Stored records

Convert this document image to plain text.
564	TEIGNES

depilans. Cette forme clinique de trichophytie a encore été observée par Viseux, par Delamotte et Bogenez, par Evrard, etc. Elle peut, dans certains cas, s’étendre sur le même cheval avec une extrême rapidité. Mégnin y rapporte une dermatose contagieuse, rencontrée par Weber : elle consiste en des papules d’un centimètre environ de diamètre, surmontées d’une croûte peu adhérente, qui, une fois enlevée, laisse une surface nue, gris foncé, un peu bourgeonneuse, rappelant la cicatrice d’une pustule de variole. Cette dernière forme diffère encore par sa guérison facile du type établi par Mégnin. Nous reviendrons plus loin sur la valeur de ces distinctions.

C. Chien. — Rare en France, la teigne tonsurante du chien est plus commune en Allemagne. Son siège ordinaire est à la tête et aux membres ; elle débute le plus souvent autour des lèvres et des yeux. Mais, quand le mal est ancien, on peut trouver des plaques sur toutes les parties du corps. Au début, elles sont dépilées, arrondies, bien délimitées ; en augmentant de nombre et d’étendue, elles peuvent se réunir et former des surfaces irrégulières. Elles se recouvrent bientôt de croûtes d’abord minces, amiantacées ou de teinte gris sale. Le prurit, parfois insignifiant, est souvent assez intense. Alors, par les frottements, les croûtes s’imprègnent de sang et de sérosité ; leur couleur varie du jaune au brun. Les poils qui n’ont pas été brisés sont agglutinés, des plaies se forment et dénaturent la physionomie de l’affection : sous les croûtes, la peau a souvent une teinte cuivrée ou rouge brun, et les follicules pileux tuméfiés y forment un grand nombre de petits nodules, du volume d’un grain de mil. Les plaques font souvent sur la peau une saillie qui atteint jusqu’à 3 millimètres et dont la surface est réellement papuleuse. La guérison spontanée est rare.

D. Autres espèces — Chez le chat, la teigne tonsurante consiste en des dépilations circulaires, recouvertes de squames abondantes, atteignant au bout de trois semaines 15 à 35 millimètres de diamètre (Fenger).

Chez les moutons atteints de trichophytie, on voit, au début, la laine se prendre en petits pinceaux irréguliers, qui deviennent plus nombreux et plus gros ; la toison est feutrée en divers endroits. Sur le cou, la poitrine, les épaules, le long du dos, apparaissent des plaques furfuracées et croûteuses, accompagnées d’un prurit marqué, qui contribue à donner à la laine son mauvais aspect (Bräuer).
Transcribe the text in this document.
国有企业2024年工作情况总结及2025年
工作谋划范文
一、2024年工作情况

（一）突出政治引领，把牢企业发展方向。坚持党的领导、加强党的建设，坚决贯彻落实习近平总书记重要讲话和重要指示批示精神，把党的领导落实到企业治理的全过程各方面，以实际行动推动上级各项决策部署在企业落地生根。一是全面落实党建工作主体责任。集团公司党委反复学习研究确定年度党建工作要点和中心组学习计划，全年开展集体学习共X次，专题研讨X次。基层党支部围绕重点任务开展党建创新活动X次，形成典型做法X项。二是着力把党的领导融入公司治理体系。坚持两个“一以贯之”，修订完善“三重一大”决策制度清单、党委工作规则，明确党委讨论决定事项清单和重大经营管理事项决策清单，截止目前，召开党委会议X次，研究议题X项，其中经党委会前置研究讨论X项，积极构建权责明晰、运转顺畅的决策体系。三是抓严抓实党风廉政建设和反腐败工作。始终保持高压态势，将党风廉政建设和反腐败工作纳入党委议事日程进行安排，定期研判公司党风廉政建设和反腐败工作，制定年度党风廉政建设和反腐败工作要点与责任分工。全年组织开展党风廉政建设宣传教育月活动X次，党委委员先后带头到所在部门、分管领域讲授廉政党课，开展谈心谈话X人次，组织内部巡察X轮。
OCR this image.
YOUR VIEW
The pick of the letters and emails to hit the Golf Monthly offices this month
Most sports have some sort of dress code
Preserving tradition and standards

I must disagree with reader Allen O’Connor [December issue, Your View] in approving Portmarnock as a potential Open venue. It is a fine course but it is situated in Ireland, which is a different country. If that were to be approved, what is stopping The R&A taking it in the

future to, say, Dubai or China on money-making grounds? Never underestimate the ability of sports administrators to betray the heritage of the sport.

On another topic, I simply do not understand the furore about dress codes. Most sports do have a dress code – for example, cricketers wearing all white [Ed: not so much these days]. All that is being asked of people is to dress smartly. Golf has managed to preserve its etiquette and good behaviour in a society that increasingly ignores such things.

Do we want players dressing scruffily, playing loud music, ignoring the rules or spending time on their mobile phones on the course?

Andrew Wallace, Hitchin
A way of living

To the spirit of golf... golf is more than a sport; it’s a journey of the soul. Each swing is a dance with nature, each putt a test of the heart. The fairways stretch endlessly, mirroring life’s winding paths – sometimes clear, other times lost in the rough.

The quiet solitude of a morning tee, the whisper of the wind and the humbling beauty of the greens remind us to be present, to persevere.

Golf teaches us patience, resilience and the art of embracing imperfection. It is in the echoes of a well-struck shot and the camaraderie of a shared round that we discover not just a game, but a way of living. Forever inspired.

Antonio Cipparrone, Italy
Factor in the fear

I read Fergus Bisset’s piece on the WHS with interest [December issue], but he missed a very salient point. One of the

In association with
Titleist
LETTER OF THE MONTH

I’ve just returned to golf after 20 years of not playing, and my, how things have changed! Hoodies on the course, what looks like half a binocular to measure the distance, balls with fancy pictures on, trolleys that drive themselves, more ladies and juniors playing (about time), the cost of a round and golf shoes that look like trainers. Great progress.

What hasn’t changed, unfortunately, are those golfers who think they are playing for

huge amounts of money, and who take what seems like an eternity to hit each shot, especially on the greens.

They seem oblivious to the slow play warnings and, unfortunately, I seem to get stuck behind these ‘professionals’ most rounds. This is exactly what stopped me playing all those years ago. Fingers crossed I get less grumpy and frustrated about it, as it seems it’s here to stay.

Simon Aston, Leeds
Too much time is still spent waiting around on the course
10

* **Stated problem**: Output the entries verbatim.

* **Reply to the exercise**:
Convert this document image to plain text.
564	TEIGNES

depilans. Cette forme clinique de trichophytie a encore été observée par Viseux, par Delamotte et Bogenez, par Evrard, etc. Elle peut, dans certains cas, s’étendre sur le même cheval avec une extrême rapidité. Mégnin y rapporte une dermatose contagieuse, rencontrée par Weber : elle consiste en des papules d’un centimètre environ de diamètre, surmontées d’une croûte peu adhérente, qui, une fois enlevée, laisse une surface nue, gris foncé, un peu bourgeonneuse, rappelant la cicatrice d’une pustule de variole. Cette dernière forme diffère encore par sa guérison facile du type établi par Mégnin. Nous reviendrons plus loin sur la valeur de ces distinctions.

C. Chien. — Rare en France, la teigne tonsurante du chien est plus commune en Allemagne. Son siège ordinaire est à la tête et aux membres ; elle débute le plus souvent autour des lèvres et des yeux. Mais, quand le mal est ancien, on peut trouver des plaques sur toutes les parties du corps. Au début, elles sont dépilées, arrondies, bien délimitées ; en augmentant de nombre et d’étendue, elles peuvent se réunir et former des surfaces irrégulières. Elles se recouvrent bientôt de croûtes d’abord minces, amiantacées ou de teinte gris sale. Le prurit, parfois insignifiant, est souvent assez intense. Alors, par les frottements, les croûtes s’imprègnent de sang et de sérosité ; leur couleur varie du jaune au brun. Les poils qui n’ont pas été brisés sont agglutinés, des plaies se forment et dénaturent la physionomie de l’affection : sous les croûtes, la peau a souvent une teinte cuivrée ou rouge brun, et les follicules pileux tuméfiés y forment un grand nombre de petits nodules, du volume d’un grain de mil. Les plaques font souvent sur la peau une saillie qui atteint jusqu’à 3 millimètres et dont la surface est réellement papuleuse. La guérison spontanée est rare.

D. Autres espèces — Chez le chat, la teigne tonsurante consiste en des dépilations circulaires, recouvertes de squames abondantes, atteignant au bout de trois semaines 15 à 35 millimètres de diamètre (Fenger).

Chez les moutons atteints de trichophytie, on voit, au début, la laine se prendre en petits pinceaux irréguliers, qui deviennent plus nombreux et plus gros ; la toison est feutrée en divers endroits. Sur le cou, la poitrine, les épaules, le long du dos, apparaissent des plaques furfuracées et croûteuses, accompagnées d’un prurit marqué, qui contribue à donner à la laine son mauvais aspect (Bräuer).
Transcribe the text in this document.
国有企业2024年工作情况总结及2025年
工作谋划范文
一、2024年工作情况

（一）突出政治引领，把牢企业发展方向。坚持党的领导、加强党的建设，坚决贯彻落实习近平总书记重要讲话和重要指示批示精神，把党的领导落实到企业治理的全过程各方面，以实际行动推动上级各项决策部署在企业落地生根。一是全面落实党建工作主体责任。集团公司党委反复学习研究确定年度党建工作要点和中心组学习计划，全年开展集体学习共X次，专题研讨X次。基层党支部围绕重点任务开展党建创新活动X次，形成典型做法X项。二是着力把党的领导融入公司治理体系。坚持两个“一以贯之”，修订完善“三重一大”决策制度清单、党委工作规则，明确党委讨论决定事项清单和重大经营管理事项决策清单，截止目前，召开党委会议X次，研究议题X项，其中经党委会前置研究讨论X项，积极构建权责明晰、运转顺畅的决策体系。三是抓严抓实党风廉政建设和反腐败工作。始终保持高压态势，将党风廉政建设和反腐败工作纳入党委议事日程进行安排，定期研判公司党风廉政建设和反腐败工作，制定年度党风廉政建设和反腐败工作要点与责任分工。全年组织开展党风廉政建设宣传教育月活动X次，党委委员先后带头到所在部门、分管领域讲授廉政党课，开展谈心谈话X人次，组织内部巡察X轮。
OCR this image.
YOUR VIEW
The pick of the letters and emails to hit the Golf Monthly offices this month
Most sports have some sort of dress code
Preserving tradition and standards

I must disagree with reader Allen O’Connor [December issue, Your View] in approving Portmarnock as a potential Open venue. It is a fine course but it is situated in Ireland, which is a different country. If that were to be approved, what is stopping The R&A taking it in the

future to, say, Dubai or China on money-making grounds? Never underestimate the ability of sports administrators to betray the heritage of the sport.

On another topic, I simply do not understand the furore about dress codes. Most sports do have a dress code – for example, cricketers wearing all white [Ed: not so much these days]. All that is being asked of people is to dress smartly. Golf has managed to preserve its etiquette and good behaviour in a society that increasingly ignores such things.

Do we want players dressing scruffily, playing loud music, ignoring the rules or spending time on their mobile phones on the course?

Andrew Wallace, Hitchin
A way of living

To the spirit of golf... golf is more than a sport; it’s a journey of the soul. Each swing is a dance with nature, each putt a test of the heart. The fairways stretch endlessly, mirroring life’s winding paths – sometimes clear, other times lost in the rough.

The quiet solitude of a morning tee, the whisper of the wind and the humbling beauty of the greens remind us to be present, to persevere.

Golf teaches us patience, resilience and the art of embracing imperfection. It is in the echoes of a well-struck shot and the camaraderie of a shared round that we discover not just a game, but a way of living. Forever inspired.

Antonio Cipparrone, Italy
Factor in the fear

I read Fergus Bisset’s piece on the WHS with interest [December issue], but he missed a very salient point. One of the

In association with
Titleist
LETTER OF THE MONTH

I’ve just returned to golf after 20 years of not playing, and my, how things have changed! Hoodies on the course, what looks like half a binocular to measure the distance, balls with fancy pictures on, trolleys that drive themselves, more ladies and juniors playing (about time), the cost of a round and golf shoes that look like trainers. Great progress.

What hasn’t changed, unfortunately, are those golfers who think they are playing for

huge amounts of money, and who take what seems like an eternity to hit each shot, especially on the greens.

They seem oblivious to the slow play warnings and, unfortunately, I seem to get stuck behind these ‘professionals’ most rounds. This is exactly what stopped me playing all those years ago. Fingers crossed I get less grumpy and frustrated about it, as it seems it’s here to stay.

Simon Aston, Leeds
Too much time is still spent waiting around on the course
10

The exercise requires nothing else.